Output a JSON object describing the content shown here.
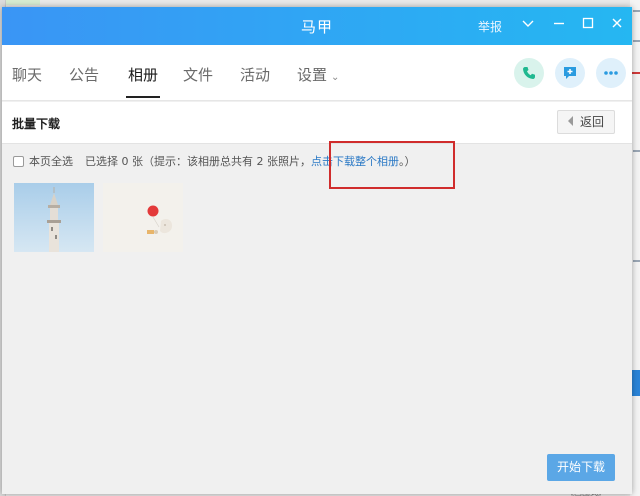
{
  "window": {
    "title": "马甲",
    "report_label": "举报"
  },
  "tabs": [
    {
      "label": "聊天",
      "active": false
    },
    {
      "label": "公告",
      "active": false
    },
    {
      "label": "相册",
      "active": true
    },
    {
      "label": "文件",
      "active": false
    },
    {
      "label": "活动",
      "active": false
    },
    {
      "label": "设置",
      "active": false
    }
  ],
  "toolbar": {
    "heading": "批量下载",
    "back_label": "返回"
  },
  "selection": {
    "select_all_label": "本页全选",
    "selected_text": "已选择 0 张",
    "hint_text": "（提示：该相册总共有 2 张照片，",
    "download_all_link": "点击下载整个相册",
    "hint_end": "。）"
  },
  "photos": [
    {
      "icon": "minaret-photo"
    },
    {
      "icon": "red-balloon-photo"
    }
  ],
  "actions": {
    "start_download_label": "开始下载"
  },
  "background": {
    "bottom_text": "《画图式》"
  },
  "colors": {
    "title_gradient_start": "#3a95f5",
    "title_gradient_end": "#25b7f2",
    "link": "#2b79c5",
    "highlight": "#d02c2c",
    "primary_button": "#5ba7e6"
  }
}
........
### Exercise brief
Give back the whole listing as it stands, minus its pictures.

### Response
Output a JSON object describing the content shown here.
{
  "window": {
    "title": "马甲",
    "report_label": "举报"
  },
  "tabs": [
    {
      "label": "聊天",
      "active": false
    },
    {
      "label": "公告",
      "active": false
    },
    {
      "label": "相册",
      "active": true
    },
    {
      "label": "文件",
      "active": false
    },
    {
      "label": "活动",
      "active": false
    },
    {
      "label": "设置",
      "active": false
    }
  ],
  "toolbar": {
    "heading": "批量下载",
    "back_label": "返回"
  },
  "selection": {
    "select_all_label": "本页全选",
    "selected_text": "已选择 0 张",
    "hint_text": "（提示：该相册总共有 2 张照片，",
    "download_all_link": "点击下载整个相册",
    "hint_end": "。）"
  },
  "photos": [
    {
      "icon": "minaret-photo"
    },
    {
      "icon": "red-balloon-photo"
    }
  ],
  "actions": {
    "start_download_label": "开始下载"
  },
  "background": {
    "bottom_text": "《画图式》"
  },
  "colors": {
    "title_gradient_start": "#3a95f5",
    "title_gradient_end": "#25b7f2",
    "link": "#2b79c5",
    "highlight": "#d02c2c",
    "primary_button": "#5ba7e6"
  }
}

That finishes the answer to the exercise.